## Goal 1
In the passage on vehicle situation recognition and prediction below, what does the situation recognition section 153 cause the storage section 111 to store?

## Text shown
The situation recognition section 153 supplies data indicating the recognition processing result (including the situation recognition map, as necessary) to the self-position estimation section 132, the situation prediction section 154, and the like. Further, the situation recognition section 153 causes the storage section 111 to store the situation recognition map.

The situation prediction section 154 performs processing of predicting the situation related to the host car on the basis of data or signals from each section of the vehicle control system 100 such as the map analysis section 151, the traffic rule recognition section 152, and the situation recognition section 153. For example, the situation prediction section 154 performs processing of predicting the situation of the host car, the situation in the surroundings of the host car, the situation of the driver, and the like.

The situation of the host car to be predicted includes, for example, a behavior of the host car, an occurrence of abnormality, mileage, and the like. The situation in the surroundings of the host car to be predicted includes, for example, a behavior of moving objects in the surroundings of the host car, a change in the state of a traffic light, a change in the environment such as weather, and the like. The situation of the driver to be predicted includes, for example, a behavior, physical conditions, and the like of the driver.

The situation prediction section 154 supplies data indicating the prediction processing result, together with data from the traffic rule recognition section 152 and the situation recognition section 153, to the route planning section 161, the action planning section 162, and the operation planning section 163 of the planning section 134, and the like.

The route planning section 161 plans a route to a destination on the basis of data or signals from each section of the vehicle control system 100 such as the map analysis section 151 and the situation prediction section 154. For example, the route planning section 161 sets a route from the current position to a specified destination on the basis of the global map. Further, for example, the route planning section 161 appropriately changes the route on the basis of situations of traffic congestion, accidents, traffic regulations, construction, and the like, physical conditions of the driver, and the like. The route planning section 161 supplies data indicating the planned route to the action planning section 162 and the like.

## Entries provided
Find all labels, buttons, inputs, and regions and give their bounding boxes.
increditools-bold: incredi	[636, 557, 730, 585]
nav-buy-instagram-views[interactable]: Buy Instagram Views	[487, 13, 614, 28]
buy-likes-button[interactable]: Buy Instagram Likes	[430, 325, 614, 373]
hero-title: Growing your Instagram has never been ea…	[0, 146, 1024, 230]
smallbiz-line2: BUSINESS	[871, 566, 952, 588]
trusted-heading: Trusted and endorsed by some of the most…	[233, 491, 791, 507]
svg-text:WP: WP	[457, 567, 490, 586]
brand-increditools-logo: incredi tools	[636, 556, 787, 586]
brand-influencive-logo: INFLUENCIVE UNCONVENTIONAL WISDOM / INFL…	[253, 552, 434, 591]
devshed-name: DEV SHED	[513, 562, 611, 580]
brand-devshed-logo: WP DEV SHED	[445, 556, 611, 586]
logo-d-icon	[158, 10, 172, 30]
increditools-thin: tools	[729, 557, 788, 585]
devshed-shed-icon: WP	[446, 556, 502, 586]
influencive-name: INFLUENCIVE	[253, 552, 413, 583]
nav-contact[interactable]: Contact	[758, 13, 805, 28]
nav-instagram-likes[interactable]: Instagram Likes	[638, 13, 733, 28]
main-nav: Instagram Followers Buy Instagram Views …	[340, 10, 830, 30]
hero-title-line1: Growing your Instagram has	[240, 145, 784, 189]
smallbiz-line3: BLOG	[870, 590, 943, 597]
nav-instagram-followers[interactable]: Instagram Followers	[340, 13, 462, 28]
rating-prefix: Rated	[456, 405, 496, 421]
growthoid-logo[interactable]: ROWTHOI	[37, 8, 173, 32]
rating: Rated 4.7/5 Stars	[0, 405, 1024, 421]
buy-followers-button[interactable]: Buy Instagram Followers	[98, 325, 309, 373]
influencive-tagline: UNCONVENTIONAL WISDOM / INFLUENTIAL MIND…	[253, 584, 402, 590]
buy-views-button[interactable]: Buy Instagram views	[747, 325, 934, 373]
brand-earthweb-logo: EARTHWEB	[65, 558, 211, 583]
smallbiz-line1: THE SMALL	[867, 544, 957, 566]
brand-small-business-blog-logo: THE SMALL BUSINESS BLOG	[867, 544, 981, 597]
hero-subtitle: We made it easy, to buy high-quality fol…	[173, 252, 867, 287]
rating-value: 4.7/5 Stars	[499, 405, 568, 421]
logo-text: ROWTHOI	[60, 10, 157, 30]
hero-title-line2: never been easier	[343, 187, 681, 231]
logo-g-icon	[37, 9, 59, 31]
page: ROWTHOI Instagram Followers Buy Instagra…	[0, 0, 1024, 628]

## Goal 2
Repeat everything in the records above, from the very start down to the line containing "13, 733, 28]", including both of those lines.

## Correct response 1
The situation recognition map.

## Correct response 2
Find all labels, buttons, inputs, and regions and give their bounding boxes.
increditools-bold: incredi	[636, 557, 730, 585]
nav-buy-instagram-views[interactable]: Buy Instagram Views	[487, 13, 614, 28]
buy-likes-button[interactable]: Buy Instagram Likes	[430, 325, 614, 373]
hero-title: Growing your Instagram has never been ea…	[0, 146, 1024, 230]
smallbiz-line2: BUSINESS	[871, 566, 952, 588]
trusted-heading: Trusted and endorsed by some of the most…	[233, 491, 791, 507]
svg-text:WP: WP	[457, 567, 490, 586]
brand-increditools-logo: incredi tools	[636, 556, 787, 586]
brand-influencive-logo: INFLUENCIVE UNCONVENTIONAL WISDOM / INFL…	[253, 552, 434, 591]
devshed-name: DEV SHED	[513, 562, 611, 580]
brand-devshed-logo: WP DEV SHED	[445, 556, 611, 586]
logo-d-icon	[158, 10, 172, 30]
increditools-thin: tools	[729, 557, 788, 585]
devshed-shed-icon: WP	[446, 556, 502, 586]
influencive-name: INFLUENCIVE	[253, 552, 413, 583]
nav-contact[interactable]: Contact	[758, 13, 805, 28]
nav-instagram-likes[interactable]: Instagram Likes	[638, 13, 733, 28]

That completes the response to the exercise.